Look below and pull out each line with the word "debate".

Stored records:
|---|
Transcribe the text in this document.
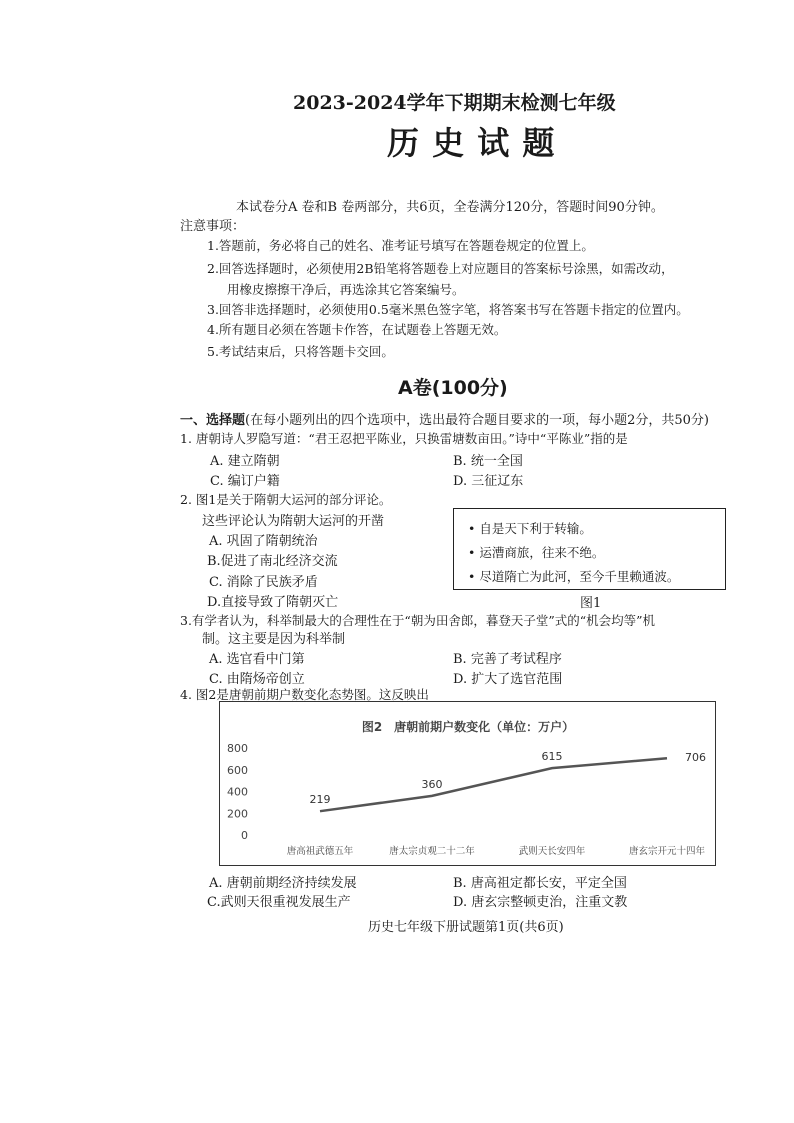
2023-2024学年下期期末检测七年级
历 史 试 题
本试卷分A 卷和B 卷两部分，共6页，全卷满分120分，答题时间90分钟。
注意事项：
1.答题前，务必将自己的姓名、准考证号填写在答题卷规定的位置上。
2.回答选择题时，必须使用2B铅笔将答题卷上对应题目的答案标号涂黑，如需改动，
用橡皮擦擦干净后，再选涂其它答案编号。
3.回答非选择题时，必须使用0.5毫米黑色签字笔，将答案书写在答题卡指定的位置内。
4.所有题目必须在答题卡作答，在试题卷上答题无效。
5.考试结束后，只将答题卡交回。
A卷(100分)
一、选择题(在每小题列出的四个选项中，选出最符合题目要求的一项，每小题2分，共50分)
1. 唐朝诗人罗隐写道：“君王忍把平陈业，只换雷塘数亩田。”诗中“平陈业”指的是
A. 建立隋朝	B. 统一全国
C. 编订户籍	D. 三征辽东
2. 图1是关于隋朝大运河的部分评论。
这些评论认为隋朝大运河的开凿
A. 巩固了隋朝统治
B.促进了南北经济交流
C. 消除了民族矛盾
D.直接导致了隋朝灭亡
• 自是天下利于转输。
• 运漕商旅，往来不绝。
• 尽道隋亡为此河，至今千里赖通波。
图1
3.有学者认为，科举制最大的合理性在于“朝为田舍郎，暮登天子堂”式的“机会均等”机
制。这主要是因为科举制
A. 选官看中门第	B. 完善了考试程序
C. 由隋炀帝创立	D. 扩大了选官范围
4. 图2是唐朝前期户数变化态势图。这反映出
图2　唐朝前期户数变化（单位：万户）
0
200
400
600
800
唐高祖武德五年	唐太宗贞观二十二年	武则天长安四年	唐玄宗开元十四年
219
360
615	706
A. 唐朝前期经济持续发展	B. 唐高祖定都长安，平定全国
C.武则天很重视发展生产	D. 唐玄宗整顿吏治，注重文教
历史七年级下册试题第1页(共6页)
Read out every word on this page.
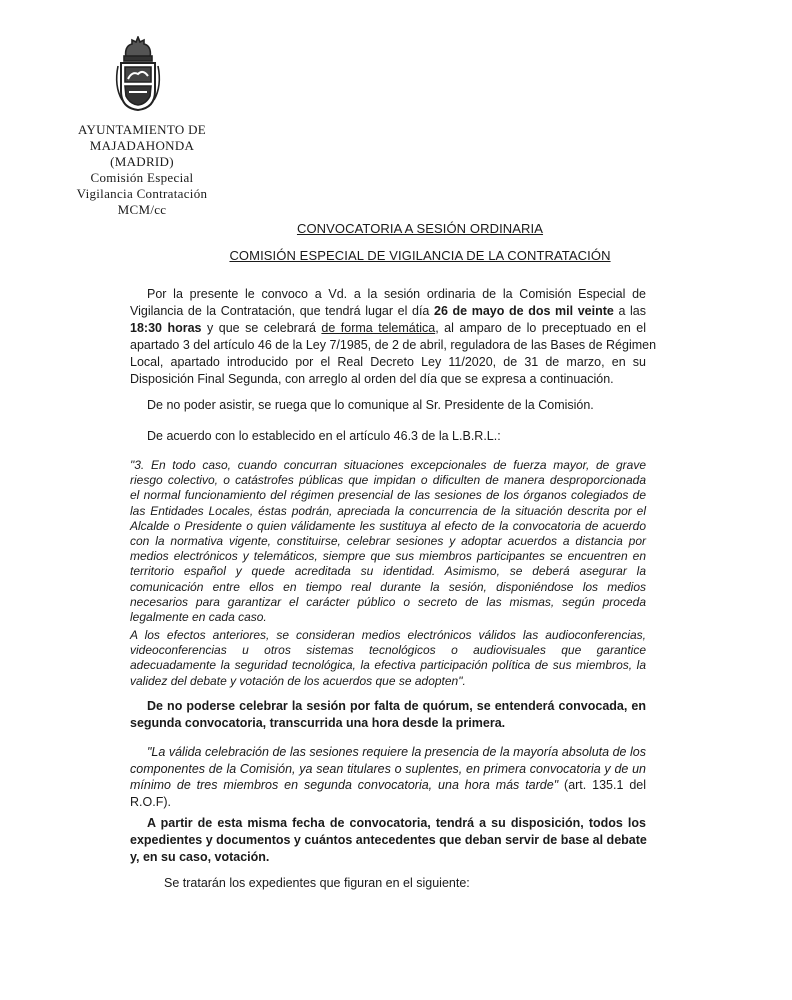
AYUNTAMIENTO DE
MAJADAHONDA
(MADRID)
Comisión Especial
Vigilancia Contratación
MCM/cc
CONVOCATORIA A SESIÓN ORDINARIA
COMISIÓN ESPECIAL DE VIGILANCIA DE LA CONTRATACIÓN
Por la presente le convoco a Vd. a la sesión ordinaria de la Comisión Especial de
Vigilancia de la Contratación, que tendrá lugar el día 26 de mayo de dos mil veinte a las
18:30 horas y que se celebrará de forma telemática, al amparo de lo preceptuado en el
apartado 3 del artículo 46 de la Ley 7/1985, de 2 de abril, reguladora de las Bases de Régimen
Local, apartado introducido por el Real Decreto Ley 11/2020, de 31 de marzo, en su
Disposición Final Segunda, con arreglo al orden del día que se expresa a continuación.
De no poder asistir, se ruega que lo comunique al Sr. Presidente de la Comisión.
De acuerdo con lo establecido en el artículo 46.3 de la L.B.R.L.:
"3. En todo caso, cuando concurran situaciones excepcionales de fuerza mayor, de grave
riesgo colectivo, o catástrofes públicas que impidan o dificulten de manera desproporcionada
el normal funcionamiento del régimen presencial de las sesiones de los órganos colegiados de
las Entidades Locales, éstas podrán, apreciada la concurrencia de la situación descrita por el
Alcalde o Presidente o quien válidamente les sustituya al efecto de la convocatoria de acuerdo
con la normativa vigente, constituirse, celebrar sesiones y adoptar acuerdos a distancia por
medios electrónicos y telemáticos, siempre que sus miembros participantes se encuentren en
territorio español y quede acreditada su identidad. Asimismo, se deberá asegurar la
comunicación entre ellos en tiempo real durante la sesión, disponiéndose los medios
necesarios para garantizar el carácter público o secreto de las mismas, según proceda
legalmente en cada caso.
A los efectos anteriores, se consideran medios electrónicos válidos las audioconferencias,
videoconferencias u otros sistemas tecnológicos o audiovisuales que garantice
adecuadamente la seguridad tecnológica, la efectiva participación política de sus miembros, la
validez del debate y votación de los acuerdos que se adopten".
De no poderse celebrar la sesión por falta de quórum, se entenderá convocada, en
segunda convocatoria, transcurrida una hora desde la primera.
"La válida celebración de las sesiones requiere la presencia de la mayoría absoluta de los
componentes de la Comisión, ya sean titulares o suplentes, en primera convocatoria y de un
mínimo de tres miembros en segunda convocatoria, una hora más tarde" (art. 135.1 del
R.O.F).
A partir de esta misma fecha de convocatoria, tendrá a su disposición, todos los
expedientes y documentos y cuántos antecedentes que deban servir de base al debate
y, en su caso, votación.
Se tratarán los expedientes que figuran en el siguiente:
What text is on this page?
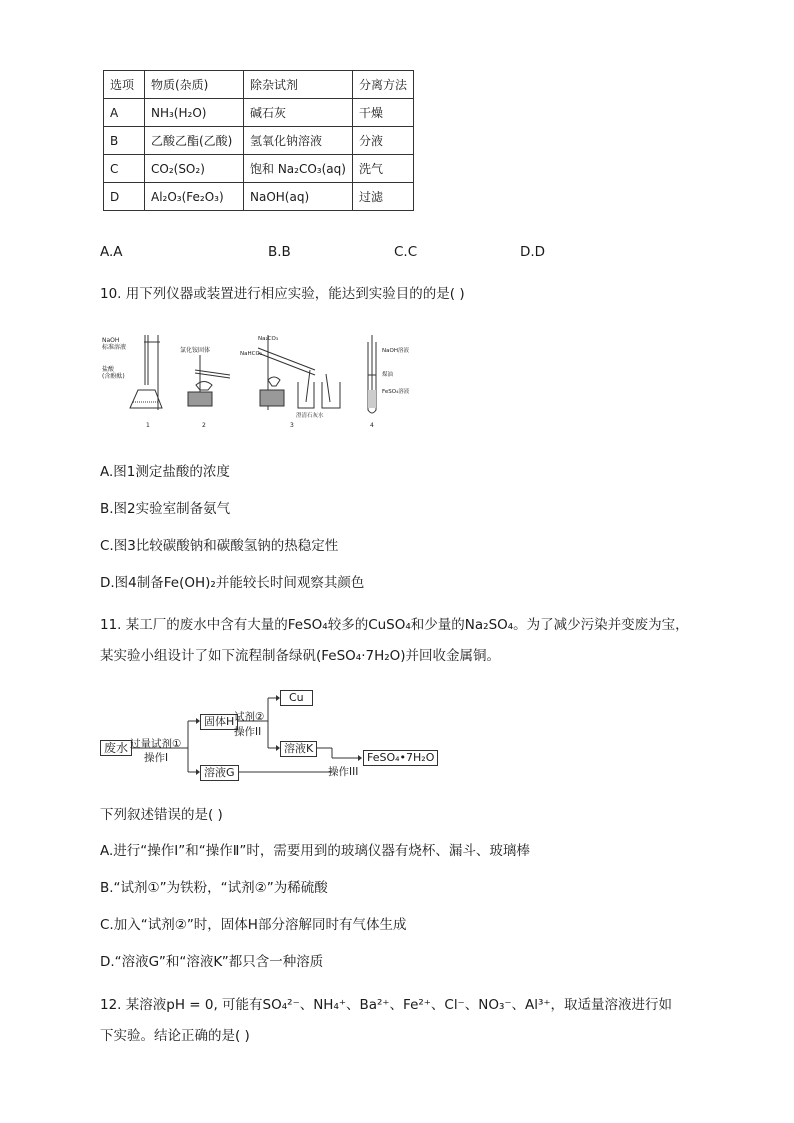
选项	物质(杂质)	除杂试剂	分离方法
A	NH₃(H₂O)	碱石灰	干燥
B	乙酸乙酯(乙酸)	氢氧化钠溶液	分液
C	CO₂(SO₂)	饱和 Na₂CO₃(aq)	洗气
D	Al₂O₃(Fe₂O₃)	NaOH(aq)	过滤
A.A	B.B	C.C	D.D
10. 用下列仪器或装置进行相应实验，能达到实验目的的是( )
NaOH
标准溶液
盐酸
(含酚酞)
1
氯化铵固体
2
Na₂CO₃
NaHCO₃
澄清石灰水
3
NaOH溶液
煤油
FeSO₄溶液
4
A.图1测定盐酸的浓度
B.图2实验室制备氨气
C.图3比较碳酸钠和碳酸氢钠的热稳定性
D.图4制备Fe(OH)₂并能较长时间观察其颜色
11. 某工厂的废水中含有大量的FeSO₄较多的CuSO₄和少量的Na₂SO₄。为了减少污染并变废为宝，
某实验小组设计了如下流程制备绿矾(FeSO₄·7H₂O)并回收金属铜。
废水 过量试剂①
操作I
固体H 试剂②
操作II
Cu
溶液K
溶液G	操作III
FeSO₄•7H₂O
下列叙述错误的是( )
A.进行“操作I”和“操作Ⅱ”时，需要用到的玻璃仪器有烧杯、漏斗、玻璃棒
B.“试剂①”为铁粉，“试剂②”为稀硫酸
C.加入“试剂②”时，固体H部分溶解同时有气体生成
D.“溶液G”和“溶液K”都只含一种溶质
12. 某溶液pH = 0, 可能有SO₄²⁻、NH₄⁺、Ba²⁺、Fe²⁺、Cl⁻、NO₃⁻、Al³⁺，取适量溶液进行如
下实验。结论正确的是( )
|---|
Full solution.
validez del debate y votación de los acuerdos que se adopten".
expedientes y documentos y cuántos antecedentes que deban servir de base al debate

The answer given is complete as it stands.